Collection entries
----------

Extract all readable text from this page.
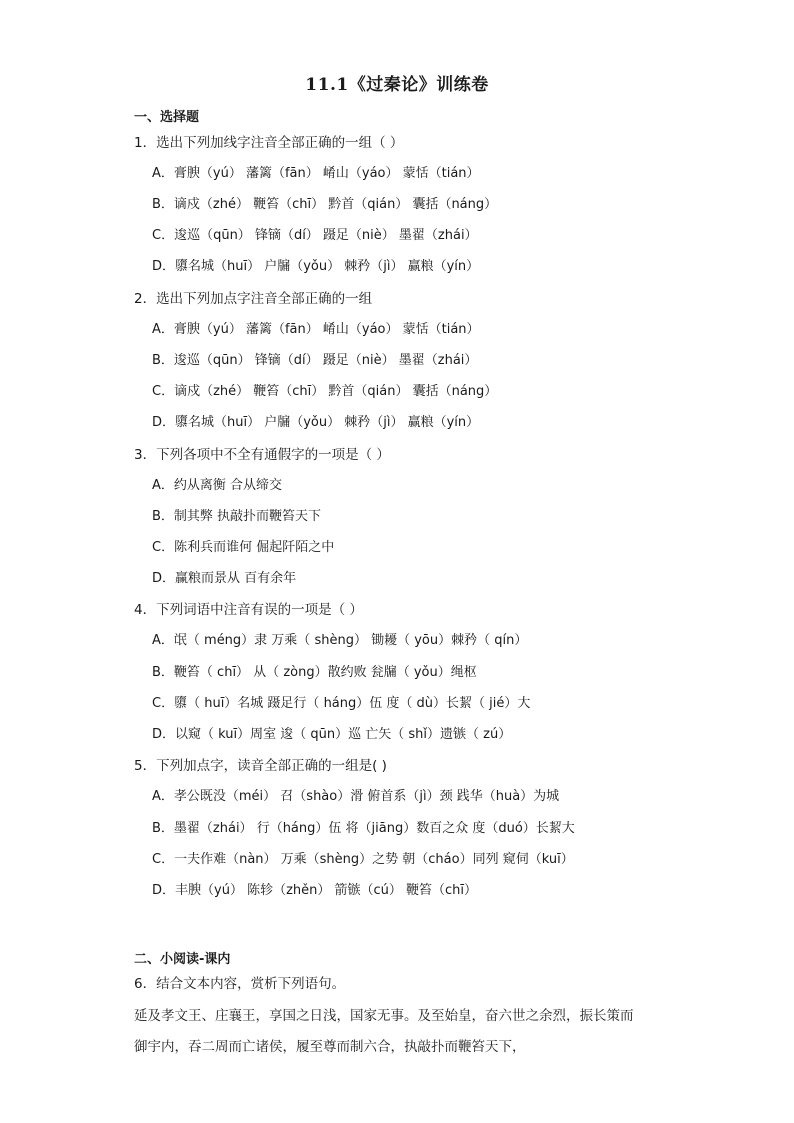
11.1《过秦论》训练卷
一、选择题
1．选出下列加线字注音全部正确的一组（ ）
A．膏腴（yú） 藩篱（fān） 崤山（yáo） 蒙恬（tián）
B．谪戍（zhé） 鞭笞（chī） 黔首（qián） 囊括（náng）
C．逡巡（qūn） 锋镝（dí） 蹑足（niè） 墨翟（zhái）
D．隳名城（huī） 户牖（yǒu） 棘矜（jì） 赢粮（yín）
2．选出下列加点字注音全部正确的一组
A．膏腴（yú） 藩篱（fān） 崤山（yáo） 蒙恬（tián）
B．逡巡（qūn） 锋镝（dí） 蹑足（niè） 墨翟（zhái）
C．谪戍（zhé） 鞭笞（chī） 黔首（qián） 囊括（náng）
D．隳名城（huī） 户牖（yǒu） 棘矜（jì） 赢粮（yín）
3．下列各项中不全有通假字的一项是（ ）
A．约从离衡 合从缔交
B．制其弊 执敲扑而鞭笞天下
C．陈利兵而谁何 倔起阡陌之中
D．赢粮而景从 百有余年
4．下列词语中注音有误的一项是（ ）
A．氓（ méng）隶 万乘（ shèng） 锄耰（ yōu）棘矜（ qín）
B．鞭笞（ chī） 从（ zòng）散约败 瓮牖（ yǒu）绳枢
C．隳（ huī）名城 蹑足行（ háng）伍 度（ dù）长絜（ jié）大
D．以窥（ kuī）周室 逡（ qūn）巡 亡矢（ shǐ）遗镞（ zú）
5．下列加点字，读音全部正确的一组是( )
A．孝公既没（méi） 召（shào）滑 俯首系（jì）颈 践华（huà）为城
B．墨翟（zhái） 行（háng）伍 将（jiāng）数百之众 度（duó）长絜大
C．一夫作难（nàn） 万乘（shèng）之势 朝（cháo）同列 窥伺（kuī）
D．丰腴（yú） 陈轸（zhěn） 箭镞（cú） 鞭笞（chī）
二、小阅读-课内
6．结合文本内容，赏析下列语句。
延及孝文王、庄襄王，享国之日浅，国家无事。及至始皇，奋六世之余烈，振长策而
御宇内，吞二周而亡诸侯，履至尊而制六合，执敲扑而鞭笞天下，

----------

| Task directions |
Copy each line that contains the word "qián".

| Expected output |
B．谪戍（zhé） 鞭笞（chī） 黔首（qián） 囊括（náng）
C．谪戍（zhé） 鞭笞（chī） 黔首（qián） 囊括（náng）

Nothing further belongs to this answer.